THE PROBLEM:
Copy the items below, substituting "row-title" for every "row-label" and leaving everything else unchanged.
[START PROVIDED ENTRIES]
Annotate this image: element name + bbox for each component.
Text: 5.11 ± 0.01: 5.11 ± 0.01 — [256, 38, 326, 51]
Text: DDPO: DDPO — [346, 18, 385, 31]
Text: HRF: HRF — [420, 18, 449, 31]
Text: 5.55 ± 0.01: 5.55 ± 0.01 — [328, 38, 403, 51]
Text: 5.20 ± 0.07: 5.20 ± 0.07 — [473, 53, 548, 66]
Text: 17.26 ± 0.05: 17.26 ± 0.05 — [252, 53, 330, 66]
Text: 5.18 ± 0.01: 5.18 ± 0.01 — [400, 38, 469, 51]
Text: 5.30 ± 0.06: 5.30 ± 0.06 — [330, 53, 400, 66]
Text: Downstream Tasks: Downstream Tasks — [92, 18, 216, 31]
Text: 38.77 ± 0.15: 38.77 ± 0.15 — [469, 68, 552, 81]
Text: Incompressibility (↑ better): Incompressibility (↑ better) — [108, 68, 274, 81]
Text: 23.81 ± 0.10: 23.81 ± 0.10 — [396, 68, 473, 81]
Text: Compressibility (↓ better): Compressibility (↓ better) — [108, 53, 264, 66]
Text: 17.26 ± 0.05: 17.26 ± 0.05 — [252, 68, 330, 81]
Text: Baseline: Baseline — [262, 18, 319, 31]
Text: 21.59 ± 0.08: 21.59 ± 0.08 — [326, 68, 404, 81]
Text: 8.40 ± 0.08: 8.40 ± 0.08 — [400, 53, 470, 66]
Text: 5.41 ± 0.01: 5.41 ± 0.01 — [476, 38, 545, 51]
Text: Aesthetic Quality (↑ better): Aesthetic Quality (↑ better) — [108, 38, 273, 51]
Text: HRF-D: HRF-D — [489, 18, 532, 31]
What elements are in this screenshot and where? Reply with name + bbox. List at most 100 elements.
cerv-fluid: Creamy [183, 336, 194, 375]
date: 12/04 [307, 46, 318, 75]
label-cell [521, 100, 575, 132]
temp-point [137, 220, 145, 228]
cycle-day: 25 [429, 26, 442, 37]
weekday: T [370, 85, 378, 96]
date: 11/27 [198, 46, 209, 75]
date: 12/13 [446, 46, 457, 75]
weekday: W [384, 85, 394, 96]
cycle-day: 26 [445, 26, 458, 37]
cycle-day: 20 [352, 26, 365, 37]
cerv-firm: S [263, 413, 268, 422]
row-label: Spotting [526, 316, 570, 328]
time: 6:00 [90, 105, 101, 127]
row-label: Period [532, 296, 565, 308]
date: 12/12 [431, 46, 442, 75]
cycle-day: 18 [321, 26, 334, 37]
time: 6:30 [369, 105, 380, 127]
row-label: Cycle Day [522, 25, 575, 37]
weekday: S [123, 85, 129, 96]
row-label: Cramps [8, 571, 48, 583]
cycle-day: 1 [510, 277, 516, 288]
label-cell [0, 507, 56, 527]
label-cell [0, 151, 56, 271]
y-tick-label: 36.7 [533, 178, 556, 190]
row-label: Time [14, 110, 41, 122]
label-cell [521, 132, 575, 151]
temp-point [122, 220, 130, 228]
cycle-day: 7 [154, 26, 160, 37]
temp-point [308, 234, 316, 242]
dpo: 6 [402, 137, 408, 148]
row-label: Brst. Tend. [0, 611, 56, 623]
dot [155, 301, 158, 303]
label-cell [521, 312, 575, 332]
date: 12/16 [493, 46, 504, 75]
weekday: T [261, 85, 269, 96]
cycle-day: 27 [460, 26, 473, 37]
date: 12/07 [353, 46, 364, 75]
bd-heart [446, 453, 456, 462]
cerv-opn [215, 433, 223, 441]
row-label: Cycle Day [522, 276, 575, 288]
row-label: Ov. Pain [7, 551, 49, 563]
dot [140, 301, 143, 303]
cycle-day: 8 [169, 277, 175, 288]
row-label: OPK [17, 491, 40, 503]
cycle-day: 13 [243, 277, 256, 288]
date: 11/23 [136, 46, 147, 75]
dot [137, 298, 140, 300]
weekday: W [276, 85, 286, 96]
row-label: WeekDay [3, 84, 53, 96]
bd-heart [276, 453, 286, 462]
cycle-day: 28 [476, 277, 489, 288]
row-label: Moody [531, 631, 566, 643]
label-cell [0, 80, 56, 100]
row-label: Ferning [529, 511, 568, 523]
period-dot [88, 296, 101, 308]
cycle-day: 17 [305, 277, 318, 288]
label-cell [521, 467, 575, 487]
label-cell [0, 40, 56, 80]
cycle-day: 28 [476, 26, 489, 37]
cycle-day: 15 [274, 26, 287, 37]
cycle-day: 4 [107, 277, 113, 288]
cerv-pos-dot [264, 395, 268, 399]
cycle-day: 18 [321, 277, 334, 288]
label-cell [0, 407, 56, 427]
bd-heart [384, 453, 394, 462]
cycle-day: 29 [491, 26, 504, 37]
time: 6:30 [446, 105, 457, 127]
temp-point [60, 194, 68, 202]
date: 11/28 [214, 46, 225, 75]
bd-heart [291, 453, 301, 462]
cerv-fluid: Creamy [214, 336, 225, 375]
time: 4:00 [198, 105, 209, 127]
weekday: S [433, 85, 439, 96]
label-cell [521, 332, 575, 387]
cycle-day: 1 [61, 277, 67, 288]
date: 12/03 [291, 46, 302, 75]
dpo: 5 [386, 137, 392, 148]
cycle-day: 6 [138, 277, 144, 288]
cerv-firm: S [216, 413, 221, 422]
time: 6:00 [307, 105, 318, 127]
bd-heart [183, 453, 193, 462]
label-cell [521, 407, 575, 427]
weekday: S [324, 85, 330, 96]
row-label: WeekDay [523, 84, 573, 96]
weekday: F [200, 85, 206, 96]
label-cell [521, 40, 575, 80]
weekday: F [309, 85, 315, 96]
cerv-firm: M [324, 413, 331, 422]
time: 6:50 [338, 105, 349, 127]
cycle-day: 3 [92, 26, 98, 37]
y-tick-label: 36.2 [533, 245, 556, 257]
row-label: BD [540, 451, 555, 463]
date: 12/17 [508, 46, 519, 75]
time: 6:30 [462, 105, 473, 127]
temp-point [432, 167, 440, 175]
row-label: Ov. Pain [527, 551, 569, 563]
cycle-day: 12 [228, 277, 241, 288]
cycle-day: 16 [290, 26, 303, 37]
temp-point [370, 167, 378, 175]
[END PROVIDED ENTRIES]
RESULT OF THE EXERCISE:
Annotate this image: element name + bbox for each component.
Text: 5.11 ± 0.01: 5.11 ± 0.01 — [256, 38, 326, 51]
Text: DDPO: DDPO — [346, 18, 385, 31]
Text: HRF: HRF — [420, 18, 449, 31]
Text: 5.55 ± 0.01: 5.55 ± 0.01 — [328, 38, 403, 51]
Text: 5.20 ± 0.07: 5.20 ± 0.07 — [473, 53, 548, 66]
Text: 17.26 ± 0.05: 17.26 ± 0.05 — [252, 53, 330, 66]
Text: 5.18 ± 0.01: 5.18 ± 0.01 — [400, 38, 469, 51]
Text: 5.30 ± 0.06: 5.30 ± 0.06 — [330, 53, 400, 66]
Text: Downstream Tasks: Downstream Tasks — [92, 18, 216, 31]
Text: 38.77 ± 0.15: 38.77 ± 0.15 — [469, 68, 552, 81]
Text: Incompressibility (↑ better): Incompressibility (↑ better) — [108, 68, 274, 81]
Text: 23.81 ± 0.10: 23.81 ± 0.10 — [396, 68, 473, 81]
Text: Compressibility (↓ better): Compressibility (↓ better) — [108, 53, 264, 66]
Text: 17.26 ± 0.05: 17.26 ± 0.05 — [252, 68, 330, 81]
Text: Baseline: Baseline — [262, 18, 319, 31]
Text: 21.59 ± 0.08: 21.59 ± 0.08 — [326, 68, 404, 81]
Text: 8.40 ± 0.08: 8.40 ± 0.08 — [400, 53, 470, 66]
Text: 5.41 ± 0.01: 5.41 ± 0.01 — [476, 38, 545, 51]
Text: Aesthetic Quality (↑ better): Aesthetic Quality (↑ better) — [108, 38, 273, 51]
Text: HRF-D: HRF-D — [489, 18, 532, 31]
What elements are in this screenshot and where? Reply with name + bbox. List at most 100 elements.
cerv-fluid: Creamy [183, 336, 194, 375]
date: 12/04 [307, 46, 318, 75]
label-cell [521, 100, 575, 132]
temp-point [137, 220, 145, 228]
cycle-day: 25 [429, 26, 442, 37]
weekday: T [370, 85, 378, 96]
date: 11/27 [198, 46, 209, 75]
date: 12/13 [446, 46, 457, 75]
weekday: W [384, 85, 394, 96]
cycle-day: 26 [445, 26, 458, 37]
cycle-day: 20 [352, 26, 365, 37]
cerv-firm: S [263, 413, 268, 422]
row-title: Spotting [526, 316, 570, 328]
time: 6:00 [90, 105, 101, 127]
row-title: Period [532, 296, 565, 308]
date: 12/12 [431, 46, 442, 75]
cycle-day: 18 [321, 26, 334, 37]
time: 6:30 [369, 105, 380, 127]
row-title: Cycle Day [522, 25, 575, 37]
weekday: S [123, 85, 129, 96]
row-title: Cramps [8, 571, 48, 583]
cycle-day: 1 [510, 277, 516, 288]
label-cell [0, 507, 56, 527]
label-cell [0, 151, 56, 271]
y-tick-label: 36.7 [533, 178, 556, 190]
row-title: Time [14, 110, 41, 122]
label-cell [521, 132, 575, 151]
temp-point [122, 220, 130, 228]
cycle-day: 7 [154, 26, 160, 37]
temp-point [308, 234, 316, 242]
dpo: 6 [402, 137, 408, 148]
row-title: Brst. Tend. [0, 611, 56, 623]
dot [155, 301, 158, 303]
label-cell [521, 312, 575, 332]
date: 12/16 [493, 46, 504, 75]
weekday: T [261, 85, 269, 96]
cycle-day: 27 [460, 26, 473, 37]
date: 12/07 [353, 46, 364, 75]
bd-heart [446, 453, 456, 462]
cerv-opn [215, 433, 223, 441]
row-title: Cycle Day [522, 276, 575, 288]
row-title: Ov. Pain [7, 551, 49, 563]
dot [140, 301, 143, 303]
cycle-day: 8 [169, 277, 175, 288]
row-title: OPK [17, 491, 40, 503]
cycle-day: 13 [243, 277, 256, 288]
date: 11/23 [136, 46, 147, 75]
dot [137, 298, 140, 300]
weekday: W [276, 85, 286, 96]
row-title: WeekDay [3, 84, 53, 96]
bd-heart [276, 453, 286, 462]
cycle-day: 28 [476, 277, 489, 288]
row-title: Moody [531, 631, 566, 643]
label-cell [0, 80, 56, 100]
row-title: Ferning [529, 511, 568, 523]
period-dot [88, 296, 101, 308]
cycle-day: 17 [305, 277, 318, 288]
label-cell [521, 467, 575, 487]
label-cell [0, 40, 56, 80]
cycle-day: 28 [476, 26, 489, 37]
cycle-day: 15 [274, 26, 287, 37]
cycle-day: 4 [107, 277, 113, 288]
cerv-pos-dot [264, 395, 268, 399]
cycle-day: 18 [321, 277, 334, 288]
label-cell [0, 407, 56, 427]
bd-heart [384, 453, 394, 462]
cycle-day: 29 [491, 26, 504, 37]
time: 6:30 [446, 105, 457, 127]
temp-point [60, 194, 68, 202]
date: 11/28 [214, 46, 225, 75]
bd-heart [291, 453, 301, 462]
cerv-fluid: Creamy [214, 336, 225, 375]
time: 4:00 [198, 105, 209, 127]
weekday: S [433, 85, 439, 96]
label-cell [521, 332, 575, 387]
cycle-day: 1 [61, 277, 67, 288]
date: 12/03 [291, 46, 302, 75]
dpo: 5 [386, 137, 392, 148]
cycle-day: 6 [138, 277, 144, 288]
cerv-firm: S [216, 413, 221, 422]
time: 6:00 [307, 105, 318, 127]
bd-heart [183, 453, 193, 462]
label-cell [521, 407, 575, 427]
weekday: S [324, 85, 330, 96]
row-title: WeekDay [523, 84, 573, 96]
weekday: F [200, 85, 206, 96]
label-cell [521, 40, 575, 80]
weekday: F [309, 85, 315, 96]
cerv-firm: M [324, 413, 331, 422]
time: 6:50 [338, 105, 349, 127]
cycle-day: 3 [92, 26, 98, 37]
y-tick-label: 36.2 [533, 245, 556, 257]
row-title: BD [540, 451, 555, 463]
date: 12/17 [508, 46, 519, 75]
time: 6:30 [462, 105, 473, 127]
temp-point [432, 167, 440, 175]
row-title: Ov. Pain [527, 551, 569, 563]
cycle-day: 12 [228, 277, 241, 288]
cycle-day: 16 [290, 26, 303, 37]
temp-point [370, 167, 378, 175]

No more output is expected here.